- **Reading text**

━━━━━━━━━━

Master of Non-Linear Narrative | Royal Academy of Arts
This 4-day workshop probes the role of design / narration in relation to concepts and practices of worldmaking. As a part theoretical, part experimental workshop, our time will be split between reading-group and discussion sessions, informal presentations, as well as material exercises to toy with the consequences of the discussed ideas.
How can/do ‘design objects’ (understood as broadly as possible) help make other, unknown worlds intelligible or sensible to us? How can they help us not only reassess familiar worlds, but ones that are unknown? While perhaps appearing as a rather ‘sci-fi like’ proposition, the concept behind such questions is far broader: To speak of better, or more just worlds, we are talking about a world that does not yet exist in the concrete here and now of a current world. How can we come to witness, interact with, and think such worlds that do not provide given conditions to experience them? What is meant by ‘world’ in this context, is a space of inhabitation - one that is underwritten by certain frames of reference in which things, bodies, entities and qualities of relation ‘make sense’ in specific configuration. In this workshop we will be considering design archaeologically, that is as always, already the production of artifacts, yet artifacts from an other there and then of a speculative world (to be invented). Such artifacts can be considered non-adaptive, since they do not conform to the frames of reference of a given concrete world, but belong to ‘what if’ or counterfactual worlds that await collective configuration. We will be considering the consequences of a ‘planetary turn’ in discourses concerning climate change and ubiquitous computation, to speculate on possible worldly (i.e. inhabitable) configurations and transformations.

━━━━━━━━━━

- **Records**
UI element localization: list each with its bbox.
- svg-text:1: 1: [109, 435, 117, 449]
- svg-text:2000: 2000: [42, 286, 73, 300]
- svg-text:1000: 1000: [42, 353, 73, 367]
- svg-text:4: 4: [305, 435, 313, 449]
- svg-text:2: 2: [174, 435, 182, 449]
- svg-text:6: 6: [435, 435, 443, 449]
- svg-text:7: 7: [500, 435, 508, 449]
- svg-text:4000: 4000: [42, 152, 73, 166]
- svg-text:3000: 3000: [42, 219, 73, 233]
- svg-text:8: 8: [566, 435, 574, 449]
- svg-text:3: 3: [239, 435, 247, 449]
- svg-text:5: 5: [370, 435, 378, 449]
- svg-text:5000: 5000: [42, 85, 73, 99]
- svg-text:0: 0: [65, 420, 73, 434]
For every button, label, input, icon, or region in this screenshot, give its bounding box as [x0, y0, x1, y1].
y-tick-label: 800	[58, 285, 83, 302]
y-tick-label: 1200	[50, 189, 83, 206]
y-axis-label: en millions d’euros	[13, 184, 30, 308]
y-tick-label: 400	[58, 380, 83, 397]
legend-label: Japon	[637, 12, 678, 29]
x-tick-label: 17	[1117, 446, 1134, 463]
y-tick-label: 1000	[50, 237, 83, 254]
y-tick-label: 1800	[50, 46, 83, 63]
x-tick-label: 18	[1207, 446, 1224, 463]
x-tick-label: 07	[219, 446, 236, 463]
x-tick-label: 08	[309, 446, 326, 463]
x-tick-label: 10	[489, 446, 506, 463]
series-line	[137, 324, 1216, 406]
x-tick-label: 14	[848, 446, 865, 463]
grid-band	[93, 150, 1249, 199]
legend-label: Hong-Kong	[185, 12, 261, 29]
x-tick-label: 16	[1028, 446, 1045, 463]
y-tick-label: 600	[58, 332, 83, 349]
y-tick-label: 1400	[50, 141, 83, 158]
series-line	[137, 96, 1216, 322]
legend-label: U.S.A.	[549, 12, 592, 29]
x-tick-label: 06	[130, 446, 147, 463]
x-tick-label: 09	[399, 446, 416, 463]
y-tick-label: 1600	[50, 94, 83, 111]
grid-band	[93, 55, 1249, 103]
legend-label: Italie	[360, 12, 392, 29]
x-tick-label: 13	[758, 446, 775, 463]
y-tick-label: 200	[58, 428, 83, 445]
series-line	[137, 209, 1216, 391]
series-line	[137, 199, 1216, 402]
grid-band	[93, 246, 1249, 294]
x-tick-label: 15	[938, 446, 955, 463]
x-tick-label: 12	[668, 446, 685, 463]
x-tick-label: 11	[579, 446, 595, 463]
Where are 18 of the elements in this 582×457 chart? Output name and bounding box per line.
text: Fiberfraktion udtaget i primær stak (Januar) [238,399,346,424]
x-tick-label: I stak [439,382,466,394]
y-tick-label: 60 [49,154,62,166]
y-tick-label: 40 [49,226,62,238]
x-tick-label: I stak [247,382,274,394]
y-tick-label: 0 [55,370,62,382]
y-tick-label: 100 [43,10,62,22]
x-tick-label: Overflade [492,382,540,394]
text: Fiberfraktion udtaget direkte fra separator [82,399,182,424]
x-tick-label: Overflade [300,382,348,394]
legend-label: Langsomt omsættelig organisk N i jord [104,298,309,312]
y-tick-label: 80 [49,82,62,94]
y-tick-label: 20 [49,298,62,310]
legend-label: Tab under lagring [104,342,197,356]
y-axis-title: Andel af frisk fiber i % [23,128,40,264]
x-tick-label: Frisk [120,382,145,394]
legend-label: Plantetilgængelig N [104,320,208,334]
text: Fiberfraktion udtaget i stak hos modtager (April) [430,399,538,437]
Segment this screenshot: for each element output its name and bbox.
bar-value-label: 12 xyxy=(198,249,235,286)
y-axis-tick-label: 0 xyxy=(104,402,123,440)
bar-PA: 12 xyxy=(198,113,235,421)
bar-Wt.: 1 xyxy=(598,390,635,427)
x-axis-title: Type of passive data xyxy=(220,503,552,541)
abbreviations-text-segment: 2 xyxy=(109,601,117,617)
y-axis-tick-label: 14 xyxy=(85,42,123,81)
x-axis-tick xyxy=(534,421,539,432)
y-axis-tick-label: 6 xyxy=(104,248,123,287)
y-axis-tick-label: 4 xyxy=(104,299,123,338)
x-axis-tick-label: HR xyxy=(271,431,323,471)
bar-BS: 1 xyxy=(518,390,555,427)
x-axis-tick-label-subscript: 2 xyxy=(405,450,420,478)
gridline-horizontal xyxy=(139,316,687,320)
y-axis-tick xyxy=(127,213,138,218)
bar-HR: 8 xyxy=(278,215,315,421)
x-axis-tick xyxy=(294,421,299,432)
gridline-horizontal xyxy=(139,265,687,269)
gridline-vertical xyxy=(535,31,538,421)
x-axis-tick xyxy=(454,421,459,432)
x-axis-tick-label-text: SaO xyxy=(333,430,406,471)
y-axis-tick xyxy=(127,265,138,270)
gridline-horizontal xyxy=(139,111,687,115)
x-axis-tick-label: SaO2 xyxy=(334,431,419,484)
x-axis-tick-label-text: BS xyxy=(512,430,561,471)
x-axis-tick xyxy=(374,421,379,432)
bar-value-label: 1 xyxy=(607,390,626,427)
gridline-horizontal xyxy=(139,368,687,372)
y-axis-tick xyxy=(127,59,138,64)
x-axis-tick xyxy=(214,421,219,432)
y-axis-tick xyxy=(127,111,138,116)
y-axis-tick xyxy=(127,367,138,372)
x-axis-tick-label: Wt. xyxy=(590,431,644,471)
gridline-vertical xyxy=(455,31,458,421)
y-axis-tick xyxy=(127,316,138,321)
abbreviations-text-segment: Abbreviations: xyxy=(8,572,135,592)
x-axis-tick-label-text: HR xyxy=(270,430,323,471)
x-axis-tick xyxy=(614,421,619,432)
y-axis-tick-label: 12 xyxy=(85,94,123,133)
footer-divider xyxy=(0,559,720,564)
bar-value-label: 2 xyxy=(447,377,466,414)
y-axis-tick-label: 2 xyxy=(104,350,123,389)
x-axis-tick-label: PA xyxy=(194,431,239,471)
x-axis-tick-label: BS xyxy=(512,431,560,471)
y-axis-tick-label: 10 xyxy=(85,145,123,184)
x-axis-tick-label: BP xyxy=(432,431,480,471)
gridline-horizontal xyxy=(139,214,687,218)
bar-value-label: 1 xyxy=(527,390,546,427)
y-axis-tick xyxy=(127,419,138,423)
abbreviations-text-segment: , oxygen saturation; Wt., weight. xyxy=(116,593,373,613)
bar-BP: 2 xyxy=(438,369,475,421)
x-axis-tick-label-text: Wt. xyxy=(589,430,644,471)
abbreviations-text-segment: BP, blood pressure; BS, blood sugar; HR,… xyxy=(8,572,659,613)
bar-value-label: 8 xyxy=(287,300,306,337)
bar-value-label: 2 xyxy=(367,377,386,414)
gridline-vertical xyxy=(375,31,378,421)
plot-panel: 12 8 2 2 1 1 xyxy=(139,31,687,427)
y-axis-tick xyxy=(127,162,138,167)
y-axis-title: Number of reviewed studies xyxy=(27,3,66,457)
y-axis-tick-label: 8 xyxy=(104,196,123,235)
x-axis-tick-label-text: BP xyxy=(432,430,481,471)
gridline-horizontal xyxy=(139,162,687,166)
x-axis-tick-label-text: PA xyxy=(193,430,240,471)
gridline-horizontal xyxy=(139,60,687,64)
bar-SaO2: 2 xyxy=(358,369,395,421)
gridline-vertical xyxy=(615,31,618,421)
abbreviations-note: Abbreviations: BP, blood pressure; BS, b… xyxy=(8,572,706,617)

━━━━━━━━━━

- **Instructions for the task**
Answer these questions about the workshop description:
1. How many days does the workshop run?
2. What does the description mean by "world"?
3. In discourses about which two subjects does the workshop consider a "planetary turn"?

- **Solution below**
1. Four days.
2. A space of inhabitation, one underwritten by certain frames of reference in which things, bodies, entities and qualities of relation "make sense" in a specific configuration.
3. Climate change and ubiquitous computation.